Take the material below and write it all out again exactly.

Extracts from a graphics dataset:
+++++

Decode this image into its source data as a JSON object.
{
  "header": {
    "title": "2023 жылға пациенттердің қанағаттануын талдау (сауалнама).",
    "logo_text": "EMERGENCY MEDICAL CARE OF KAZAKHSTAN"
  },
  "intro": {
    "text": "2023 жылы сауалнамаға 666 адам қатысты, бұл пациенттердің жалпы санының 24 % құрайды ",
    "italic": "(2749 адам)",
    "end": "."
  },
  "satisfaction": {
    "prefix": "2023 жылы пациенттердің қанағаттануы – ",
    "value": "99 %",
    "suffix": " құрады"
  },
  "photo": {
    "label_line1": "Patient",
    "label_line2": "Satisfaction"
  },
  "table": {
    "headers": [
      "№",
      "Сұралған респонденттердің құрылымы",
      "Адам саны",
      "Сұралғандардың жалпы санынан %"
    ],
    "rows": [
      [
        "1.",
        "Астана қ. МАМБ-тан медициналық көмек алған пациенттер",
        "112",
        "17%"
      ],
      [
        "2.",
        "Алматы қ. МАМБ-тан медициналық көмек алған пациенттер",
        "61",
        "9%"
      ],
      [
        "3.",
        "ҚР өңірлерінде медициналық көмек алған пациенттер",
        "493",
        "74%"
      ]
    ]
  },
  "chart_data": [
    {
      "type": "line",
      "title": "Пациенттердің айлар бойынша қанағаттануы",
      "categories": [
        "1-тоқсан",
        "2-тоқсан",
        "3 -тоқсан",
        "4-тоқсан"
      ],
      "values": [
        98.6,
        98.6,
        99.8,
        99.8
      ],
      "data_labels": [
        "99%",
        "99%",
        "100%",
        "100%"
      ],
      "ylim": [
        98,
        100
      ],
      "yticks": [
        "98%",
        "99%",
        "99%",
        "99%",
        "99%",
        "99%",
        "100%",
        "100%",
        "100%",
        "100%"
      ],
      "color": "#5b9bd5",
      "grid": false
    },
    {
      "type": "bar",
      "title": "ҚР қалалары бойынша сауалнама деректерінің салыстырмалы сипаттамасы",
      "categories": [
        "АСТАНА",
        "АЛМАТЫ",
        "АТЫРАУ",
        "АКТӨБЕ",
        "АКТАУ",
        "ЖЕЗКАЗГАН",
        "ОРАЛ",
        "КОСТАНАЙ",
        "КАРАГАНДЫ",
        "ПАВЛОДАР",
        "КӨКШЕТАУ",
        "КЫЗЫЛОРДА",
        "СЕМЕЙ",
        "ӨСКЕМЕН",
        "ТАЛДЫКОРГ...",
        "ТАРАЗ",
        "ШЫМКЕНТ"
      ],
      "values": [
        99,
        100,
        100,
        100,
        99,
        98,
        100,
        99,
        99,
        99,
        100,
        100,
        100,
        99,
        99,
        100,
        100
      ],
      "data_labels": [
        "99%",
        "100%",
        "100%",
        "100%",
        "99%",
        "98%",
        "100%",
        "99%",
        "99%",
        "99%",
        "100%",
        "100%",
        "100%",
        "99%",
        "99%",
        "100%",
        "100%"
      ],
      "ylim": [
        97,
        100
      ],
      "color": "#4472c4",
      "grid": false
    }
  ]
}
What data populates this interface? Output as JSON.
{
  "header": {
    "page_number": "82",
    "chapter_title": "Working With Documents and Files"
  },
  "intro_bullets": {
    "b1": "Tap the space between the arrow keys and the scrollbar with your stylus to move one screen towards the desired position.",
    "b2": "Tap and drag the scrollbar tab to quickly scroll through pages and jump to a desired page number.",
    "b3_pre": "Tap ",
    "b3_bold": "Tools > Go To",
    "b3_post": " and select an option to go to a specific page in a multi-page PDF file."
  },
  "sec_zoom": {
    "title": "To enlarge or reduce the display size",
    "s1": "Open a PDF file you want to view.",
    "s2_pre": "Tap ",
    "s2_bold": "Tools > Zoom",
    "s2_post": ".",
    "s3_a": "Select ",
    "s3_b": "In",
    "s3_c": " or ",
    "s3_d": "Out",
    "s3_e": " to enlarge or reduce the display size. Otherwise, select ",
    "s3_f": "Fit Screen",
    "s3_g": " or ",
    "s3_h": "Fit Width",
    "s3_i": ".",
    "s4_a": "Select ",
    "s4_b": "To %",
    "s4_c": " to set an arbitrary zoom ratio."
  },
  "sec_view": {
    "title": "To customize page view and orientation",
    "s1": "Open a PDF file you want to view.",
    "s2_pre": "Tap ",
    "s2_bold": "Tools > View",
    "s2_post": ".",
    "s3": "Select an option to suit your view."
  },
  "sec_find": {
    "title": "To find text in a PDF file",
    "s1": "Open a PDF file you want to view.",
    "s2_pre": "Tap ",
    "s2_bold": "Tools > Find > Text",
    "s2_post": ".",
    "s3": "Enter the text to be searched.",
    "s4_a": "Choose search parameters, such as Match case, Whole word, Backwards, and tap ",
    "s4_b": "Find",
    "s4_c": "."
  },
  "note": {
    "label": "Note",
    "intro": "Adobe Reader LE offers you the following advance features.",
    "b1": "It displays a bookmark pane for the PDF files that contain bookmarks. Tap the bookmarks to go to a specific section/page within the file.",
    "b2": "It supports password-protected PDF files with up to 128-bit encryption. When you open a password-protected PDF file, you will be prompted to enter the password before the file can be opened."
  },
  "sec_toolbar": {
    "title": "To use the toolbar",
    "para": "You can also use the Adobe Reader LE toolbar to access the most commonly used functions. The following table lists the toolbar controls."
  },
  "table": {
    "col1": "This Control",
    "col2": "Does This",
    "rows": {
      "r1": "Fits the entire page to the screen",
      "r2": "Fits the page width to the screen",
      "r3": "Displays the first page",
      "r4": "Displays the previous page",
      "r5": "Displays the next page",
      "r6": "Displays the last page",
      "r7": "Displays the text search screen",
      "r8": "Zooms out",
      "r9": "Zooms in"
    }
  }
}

+++++

■ **Answer to this exercise**:
Decode this image into its source data as a JSON object.
{
  "header": {
    "title": "2023 жылға пациенттердің қанағаттануын талдау (сауалнама).",
    "logo_text": "EMERGENCY MEDICAL CARE OF KAZAKHSTAN"
  },
  "intro": {
    "text": "2023 жылы сауалнамаға 666 адам қатысты, бұл пациенттердің жалпы санының 24 % құрайды ",
    "italic": "(2749 адам)",
    "end": "."
  },
  "satisfaction": {
    "prefix": "2023 жылы пациенттердің қанағаттануы – ",
    "value": "99 %",
    "suffix": " құрады"
  },
  "photo": {
    "label_line1": "Patient",
    "label_line2": "Satisfaction"
  },
  "table": {
    "headers": [
      "№",
      "Сұралған респонденттердің құрылымы",
      "Адам саны",
      "Сұралғандардың жалпы санынан %"
    ],
    "rows": [
      [
        "1.",
        "Астана қ. МАМБ-тан медициналық көмек алған пациенттер",
        "112",
        "17%"
      ],
      [
        "2.",
        "Алматы қ. МАМБ-тан медициналық көмек алған пациенттер",
        "61",
        "9%"
      ],
      [
        "3.",
        "ҚР өңірлерінде медициналық көмек алған пациенттер",
        "493",
        "74%"
      ]
    ]
  },
  "chart_data": [
    {
      "type": "line",
      "title": "Пациенттердің айлар бойынша қанағаттануы",
      "categories": [
        "1-тоқсан",
        "2-тоқсан",
        "3 -тоқсан",
        "4-тоқсан"
      ],
      "values": [
        98.6,
        98.6,
        99.8,
        99.8
      ],
      "data_labels": [
        "99%",
        "99%",
        "100%",
        "100%"
      ],
      "ylim": [
        98,
        100
      ],
      "yticks": [
        "98%",
        "99%",
        "99%",
        "99%",
        "99%",
        "99%",
        "100%",
        "100%",
        "100%",
        "100%"
      ],
      "color": "#5b9bd5",
      "grid": false
    },
    {
      "type": "bar",
      "title": "ҚР қалалары бойынша сауалнама деректерінің салыстырмалы сипаттамасы",
      "categories": [
        "АСТАНА",
        "АЛМАТЫ",
        "АТЫРАУ",
        "АКТӨБЕ",
        "АКТАУ",
        "ЖЕЗКАЗГАН",
        "ОРАЛ",
        "КОСТАНАЙ",
        "КАРАГАНДЫ",
        "ПАВЛОДАР",
        "КӨКШЕТАУ",
        "КЫЗЫЛОРДА",
        "СЕМЕЙ",
        "ӨСКЕМЕН",
        "ТАЛДЫКОРГ...",
        "ТАРАЗ",
        "ШЫМКЕНТ"
      ],
      "values": [
        99,
        100,
        100,
        100,
        99,
        98,
        100,
        99,
        99,
        99,
        100,
        100,
        100,
        99,
        99,
        100,
        100
      ],
      "data_labels": [
        "99%",
        "100%",
        "100%",
        "100%",
        "99%",
        "98%",
        "100%",
        "99%",
        "99%",
        "99%",
        "100%",
        "100%",
        "100%",
        "99%",
        "99%",
        "100%",
        "100%"
      ],
      "ylim": [
        97,
        100
      ],
      "color": "#4472c4",
      "grid": false
    }
  ]
}
What data populates this interface? Output as JSON.
{
  "header": {
    "page_number": "82",
    "chapter_title": "Working With Documents and Files"
  },
  "intro_bullets": {
    "b1": "Tap the space between the arrow keys and the scrollbar with your stylus to move one screen towards the desired position.",
    "b2": "Tap and drag the scrollbar tab to quickly scroll through pages and jump to a desired page number.",
    "b3_pre": "Tap ",
    "b3_bold": "Tools > Go To",
    "b3_post": " and select an option to go to a specific page in a multi-page PDF file."
  },
  "sec_zoom": {
    "title": "To enlarge or reduce the display size",
    "s1": "Open a PDF file you want to view.",
    "s2_pre": "Tap ",
    "s2_bold": "Tools > Zoom",
    "s2_post": ".",
    "s3_a": "Select ",
    "s3_b": "In",
    "s3_c": " or ",
    "s3_d": "Out",
    "s3_e": " to enlarge or reduce the display size. Otherwise, select ",
    "s3_f": "Fit Screen",
    "s3_g": " or ",
    "s3_h": "Fit Width",
    "s3_i": ".",
    "s4_a": "Select ",
    "s4_b": "To %",
    "s4_c": " to set an arbitrary zoom ratio."
  },
  "sec_view": {
    "title": "To customize page view and orientation",
    "s1": "Open a PDF file you want to view.",
    "s2_pre": "Tap ",
    "s2_bold": "Tools > View",
    "s2_post": ".",
    "s3": "Select an option to suit your view."
  },
  "sec_find": {
    "title": "To find text in a PDF file",
    "s1": "Open a PDF file you want to view.",
    "s2_pre": "Tap ",
    "s2_bold": "Tools > Find > Text",
    "s2_post": ".",
    "s3": "Enter the text to be searched.",
    "s4_a": "Choose search parameters, such as Match case, Whole word, Backwards, and tap ",
    "s4_b": "Find",
    "s4_c": "."
  },
  "note": {
    "label": "Note",
    "intro": "Adobe Reader LE offers you the following advance features.",
    "b1": "It displays a bookmark pane for the PDF files that contain bookmarks. Tap the bookmarks to go to a specific section/page within the file.",
    "b2": "It supports password-protected PDF files with up to 128-bit encryption. When you open a password-protected PDF file, you will be prompted to enter the password before the file can be opened."
  },
  "sec_toolbar": {
    "title": "To use the toolbar",
    "para": "You can also use the Adobe Reader LE toolbar to access the most commonly used functions. The following table lists the toolbar controls."
  },
  "table": {
    "col1": "This Control",
    "col2": "Does This",
    "rows": {
      "r1": "Fits the entire page to the screen",
      "r2": "Fits the page width to the screen",
      "r3": "Displays the first page",
      "r4": "Displays the previous page",
      "r5": "Displays the next page",
      "r6": "Displays the last page",
      "r7": "Displays the text search screen",
      "r8": "Zooms out",
      "r9": "Zooms in"
    }
  }
}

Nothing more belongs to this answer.